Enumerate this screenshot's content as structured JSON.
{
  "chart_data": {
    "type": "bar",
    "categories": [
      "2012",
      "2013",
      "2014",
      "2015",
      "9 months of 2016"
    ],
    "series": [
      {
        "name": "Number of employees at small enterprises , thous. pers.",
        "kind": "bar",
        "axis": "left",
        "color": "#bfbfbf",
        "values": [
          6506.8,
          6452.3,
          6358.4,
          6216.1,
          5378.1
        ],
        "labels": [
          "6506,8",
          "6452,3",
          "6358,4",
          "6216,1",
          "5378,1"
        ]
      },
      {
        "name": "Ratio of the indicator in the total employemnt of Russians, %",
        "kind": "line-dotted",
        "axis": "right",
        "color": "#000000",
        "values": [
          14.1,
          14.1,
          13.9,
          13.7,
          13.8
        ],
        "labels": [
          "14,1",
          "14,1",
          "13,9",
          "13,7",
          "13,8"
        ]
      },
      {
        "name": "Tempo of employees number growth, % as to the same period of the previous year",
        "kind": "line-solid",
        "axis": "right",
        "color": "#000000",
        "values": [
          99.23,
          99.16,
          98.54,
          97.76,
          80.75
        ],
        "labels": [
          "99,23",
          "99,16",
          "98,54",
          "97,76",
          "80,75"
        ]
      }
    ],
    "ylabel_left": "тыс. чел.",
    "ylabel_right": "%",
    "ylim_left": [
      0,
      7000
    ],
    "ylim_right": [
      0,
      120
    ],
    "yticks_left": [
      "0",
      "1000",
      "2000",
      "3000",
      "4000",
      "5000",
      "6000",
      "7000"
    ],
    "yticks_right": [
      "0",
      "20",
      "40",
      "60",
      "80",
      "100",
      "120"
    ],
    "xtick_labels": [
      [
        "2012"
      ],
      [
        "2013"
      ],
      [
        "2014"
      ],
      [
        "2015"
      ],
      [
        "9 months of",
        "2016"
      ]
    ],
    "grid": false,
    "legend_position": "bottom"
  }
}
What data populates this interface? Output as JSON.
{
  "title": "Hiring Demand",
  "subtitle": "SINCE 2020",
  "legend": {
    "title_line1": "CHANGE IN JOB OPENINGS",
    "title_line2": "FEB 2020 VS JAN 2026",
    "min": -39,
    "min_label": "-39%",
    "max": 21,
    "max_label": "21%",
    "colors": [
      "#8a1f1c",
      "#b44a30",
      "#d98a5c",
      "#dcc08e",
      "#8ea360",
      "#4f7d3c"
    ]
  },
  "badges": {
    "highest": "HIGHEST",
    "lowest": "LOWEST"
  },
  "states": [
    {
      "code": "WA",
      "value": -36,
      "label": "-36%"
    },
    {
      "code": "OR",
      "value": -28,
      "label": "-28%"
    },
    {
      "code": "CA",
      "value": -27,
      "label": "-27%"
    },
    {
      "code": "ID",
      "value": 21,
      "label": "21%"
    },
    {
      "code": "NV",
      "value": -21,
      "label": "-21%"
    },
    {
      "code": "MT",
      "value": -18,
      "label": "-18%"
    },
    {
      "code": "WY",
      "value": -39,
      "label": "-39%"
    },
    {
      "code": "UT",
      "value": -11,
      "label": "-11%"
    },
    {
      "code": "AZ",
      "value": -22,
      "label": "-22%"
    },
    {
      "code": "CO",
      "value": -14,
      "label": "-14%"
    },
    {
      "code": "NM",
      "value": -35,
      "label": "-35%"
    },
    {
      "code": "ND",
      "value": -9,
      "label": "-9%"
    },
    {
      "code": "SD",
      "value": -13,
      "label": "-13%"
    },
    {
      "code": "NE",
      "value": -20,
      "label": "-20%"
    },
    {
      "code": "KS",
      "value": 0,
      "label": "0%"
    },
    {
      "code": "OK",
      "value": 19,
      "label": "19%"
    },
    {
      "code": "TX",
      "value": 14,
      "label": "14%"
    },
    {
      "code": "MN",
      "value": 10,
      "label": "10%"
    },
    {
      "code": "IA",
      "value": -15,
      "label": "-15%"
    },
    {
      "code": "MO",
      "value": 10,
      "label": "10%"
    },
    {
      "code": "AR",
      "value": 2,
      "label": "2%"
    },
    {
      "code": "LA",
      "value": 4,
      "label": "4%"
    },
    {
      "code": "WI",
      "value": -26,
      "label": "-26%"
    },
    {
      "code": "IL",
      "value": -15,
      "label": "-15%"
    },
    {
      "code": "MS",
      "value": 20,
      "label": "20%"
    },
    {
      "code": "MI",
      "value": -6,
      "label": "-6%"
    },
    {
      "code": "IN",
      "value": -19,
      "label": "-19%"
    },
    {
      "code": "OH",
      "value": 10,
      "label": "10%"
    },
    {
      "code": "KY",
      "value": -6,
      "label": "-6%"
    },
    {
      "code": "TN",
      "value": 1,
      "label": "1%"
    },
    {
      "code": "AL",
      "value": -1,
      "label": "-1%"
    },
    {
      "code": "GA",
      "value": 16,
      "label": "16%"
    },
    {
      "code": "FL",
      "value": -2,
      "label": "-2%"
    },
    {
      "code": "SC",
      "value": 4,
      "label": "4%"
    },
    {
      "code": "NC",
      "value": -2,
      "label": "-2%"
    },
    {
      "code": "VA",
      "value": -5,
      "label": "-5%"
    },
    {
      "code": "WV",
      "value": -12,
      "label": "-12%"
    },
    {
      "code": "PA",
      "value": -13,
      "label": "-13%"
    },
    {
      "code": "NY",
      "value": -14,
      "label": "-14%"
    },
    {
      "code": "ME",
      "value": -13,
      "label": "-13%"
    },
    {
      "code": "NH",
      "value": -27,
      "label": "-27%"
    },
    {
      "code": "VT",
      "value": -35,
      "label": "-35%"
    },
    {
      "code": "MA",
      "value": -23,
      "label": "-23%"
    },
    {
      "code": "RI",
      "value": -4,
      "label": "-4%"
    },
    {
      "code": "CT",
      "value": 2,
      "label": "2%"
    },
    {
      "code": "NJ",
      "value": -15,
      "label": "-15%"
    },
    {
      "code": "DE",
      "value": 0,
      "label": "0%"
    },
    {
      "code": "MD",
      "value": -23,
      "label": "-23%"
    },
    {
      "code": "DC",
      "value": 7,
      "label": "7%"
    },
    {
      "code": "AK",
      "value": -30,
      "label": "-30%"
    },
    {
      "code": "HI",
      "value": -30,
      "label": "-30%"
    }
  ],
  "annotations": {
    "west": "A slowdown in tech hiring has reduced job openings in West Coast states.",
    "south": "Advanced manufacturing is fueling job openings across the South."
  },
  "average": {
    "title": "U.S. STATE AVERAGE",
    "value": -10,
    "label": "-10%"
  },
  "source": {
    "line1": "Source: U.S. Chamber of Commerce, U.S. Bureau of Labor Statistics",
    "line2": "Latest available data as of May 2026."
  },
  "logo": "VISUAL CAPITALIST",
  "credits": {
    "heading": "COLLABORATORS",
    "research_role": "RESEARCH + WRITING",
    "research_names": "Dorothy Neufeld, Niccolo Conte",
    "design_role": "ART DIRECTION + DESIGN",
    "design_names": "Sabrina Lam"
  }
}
————————
» EXERCISE DETAILS:
Extract, word for word, each line of the listing above.

» WORKED SOLUTION:
Enumerate this screenshot's content as structured JSON.
{
  "chart_data": {
    "type": "bar",
    "categories": [
      "2012",
      "2013",
      "2014",
      "2015",
      "9 months of 2016"
    ],
    "series": [
      {
        "name": "Number of employees at small enterprises , thous. pers.",
        "kind": "bar",
        "axis": "left",
        "color": "#bfbfbf",
        "values": [
          6506.8,
          6452.3,
          6358.4,
          6216.1,
          5378.1
        ],
        "labels": [
          "6506,8",
          "6452,3",
          "6358,4",
          "6216,1",
          "5378,1"
        ]
      },
      {
        "name": "Ratio of the indicator in the total employemnt of Russians, %",
        "kind": "line-dotted",
        "axis": "right",
        "color": "#000000",
        "values": [
          14.1,
          14.1,
          13.9,
          13.7,
          13.8
        ],
        "labels": [
          "14,1",
          "14,1",
          "13,9",
          "13,7",
          "13,8"
        ]
      },
      {
        "name": "Tempo of employees number growth, % as to the same period of the previous year",
        "kind": "line-solid",
        "axis": "right",
        "color": "#000000",
        "values": [
          99.23,
          99.16,
          98.54,
          97.76,
          80.75
        ],
        "labels": [
          "99,23",
          "99,16",
          "98,54",
          "97,76",
          "80,75"
        ]
      }
    ],
    "ylabel_left": "тыс. чел.",
    "ylabel_right": "%",
    "ylim_left": [
      0,
      7000
    ],
    "ylim_right": [
      0,
      120
    ],
    "yticks_left": [
      "0",
      "1000",
      "2000",
      "3000",
      "4000",
      "5000",
      "6000",
      "7000"
    ],
    "yticks_right": [
      "0",
      "20",
      "40",
      "60",
      "80",
      "100",
      "120"
    ],
    "xtick_labels": [
      [
        "2012"
      ],
      [
        "2013"
      ],
      [
        "2014"
      ],
      [
        "2015"
      ],
      [
        "9 months of",
        "2016"
      ]
    ],
    "grid": false,
    "legend_position": "bottom"
  }
}
What data populates this interface? Output as JSON.
{
  "title": "Hiring Demand",
  "subtitle": "SINCE 2020",
  "legend": {
    "title_line1": "CHANGE IN JOB OPENINGS",
    "title_line2": "FEB 2020 VS JAN 2026",
    "min": -39,
    "min_label": "-39%",
    "max": 21,
    "max_label": "21%",
    "colors": [
      "#8a1f1c",
      "#b44a30",
      "#d98a5c",
      "#dcc08e",
      "#8ea360",
      "#4f7d3c"
    ]
  },
  "badges": {
    "highest": "HIGHEST",
    "lowest": "LOWEST"
  },
  "states": [
    {
      "code": "WA",
      "value": -36,
      "label": "-36%"
    },
    {
      "code": "OR",
      "value": -28,
      "label": "-28%"
    },
    {
      "code": "CA",
      "value": -27,
      "label": "-27%"
    },
    {
      "code": "ID",
      "value": 21,
      "label": "21%"
    },
    {
      "code": "NV",
      "value": -21,
      "label": "-21%"
    },
    {
      "code": "MT",
      "value": -18,
      "label": "-18%"
    },
    {
      "code": "WY",
      "value": -39,
      "label": "-39%"
    },
    {
      "code": "UT",
      "value": -11,
      "label": "-11%"
    },
    {
      "code": "AZ",
      "value": -22,
      "label": "-22%"
    },
    {
      "code": "CO",
      "value": -14,
      "label": "-14%"
    },
    {
      "code": "NM",
      "value": -35,
      "label": "-35%"
    },
    {
      "code": "ND",
      "value": -9,
      "label": "-9%"
    },
    {
      "code": "SD",
      "value": -13,
      "label": "-13%"
    },
    {
      "code": "NE",
      "value": -20,
      "label": "-20%"
    },
    {
      "code": "KS",
      "value": 0,
      "label": "0%"
    },
    {
      "code": "OK",
      "value": 19,
      "label": "19%"
    },
    {
      "code": "TX",
      "value": 14,
      "label": "14%"
    },
    {
      "code": "MN",
      "value": 10,
      "label": "10%"
    },
    {
      "code": "IA",
      "value": -15,
      "label": "-15%"
    },
    {
      "code": "MO",
      "value": 10,
      "label": "10%"
    },
    {
      "code": "AR",
      "value": 2,
      "label": "2%"
    },
    {
      "code": "LA",
      "value": 4,
      "label": "4%"
    },
    {
      "code": "WI",
      "value": -26,
      "label": "-26%"
    },
    {
      "code": "IL",
      "value": -15,
      "label": "-15%"
    },
    {
      "code": "MS",
      "value": 20,
      "label": "20%"
    },
    {
      "code": "MI",
      "value": -6,
      "label": "-6%"
    },
    {
      "code": "IN",
      "value": -19,
      "label": "-19%"
    },
    {
      "code": "OH",
      "value": 10,
      "label": "10%"
    },
    {
      "code": "KY",
      "value": -6,
      "label": "-6%"
    },
    {
      "code": "TN",
      "value": 1,
      "label": "1%"
    },
    {
      "code": "AL",
      "value": -1,
      "label": "-1%"
    },
    {
      "code": "GA",
      "value": 16,
      "label": "16%"
    },
    {
      "code": "FL",
      "value": -2,
      "label": "-2%"
    },
    {
      "code": "SC",
      "value": 4,
      "label": "4%"
    },
    {
      "code": "NC",
      "value": -2,
      "label": "-2%"
    },
    {
      "code": "VA",
      "value": -5,
      "label": "-5%"
    },
    {
      "code": "WV",
      "value": -12,
      "label": "-12%"
    },
    {
      "code": "PA",
      "value": -13,
      "label": "-13%"
    },
    {
      "code": "NY",
      "value": -14,
      "label": "-14%"
    },
    {
      "code": "ME",
      "value": -13,
      "label": "-13%"
    },
    {
      "code": "NH",
      "value": -27,
      "label": "-27%"
    },
    {
      "code": "VT",
      "value": -35,
      "label": "-35%"
    },
    {
      "code": "MA",
      "value": -23,
      "label": "-23%"
    },
    {
      "code": "RI",
      "value": -4,
      "label": "-4%"
    },
    {
      "code": "CT",
      "value": 2,
      "label": "2%"
    },
    {
      "code": "NJ",
      "value": -15,
      "label": "-15%"
    },
    {
      "code": "DE",
      "value": 0,
      "label": "0%"
    },
    {
      "code": "MD",
      "value": -23,
      "label": "-23%"
    },
    {
      "code": "DC",
      "value": 7,
      "label": "7%"
    },
    {
      "code": "AK",
      "value": -30,
      "label": "-30%"
    },
    {
      "code": "HI",
      "value": -30,
      "label": "-30%"
    }
  ],
  "annotations": {
    "west": "A slowdown in tech hiring has reduced job openings in West Coast states.",
    "south": "Advanced manufacturing is fueling job openings across the South."
  },
  "average": {
    "title": "U.S. STATE AVERAGE",
    "value": -10,
    "label": "-10%"
  },
  "source": {
    "line1": "Source: U.S. Chamber of Commerce, U.S. Bureau of Labor Statistics",
    "line2": "Latest available data as of May 2026."
  },
  "logo": "VISUAL CAPITALIST",
  "credits": {
    "heading": "COLLABORATORS",
    "research_role": "RESEARCH + WRITING",
    "research_names": "Dorothy Neufeld, Niccolo Conte",
    "design_role": "ART DIRECTION + DESIGN",
    "design_names": "Sabrina Lam"
  }
}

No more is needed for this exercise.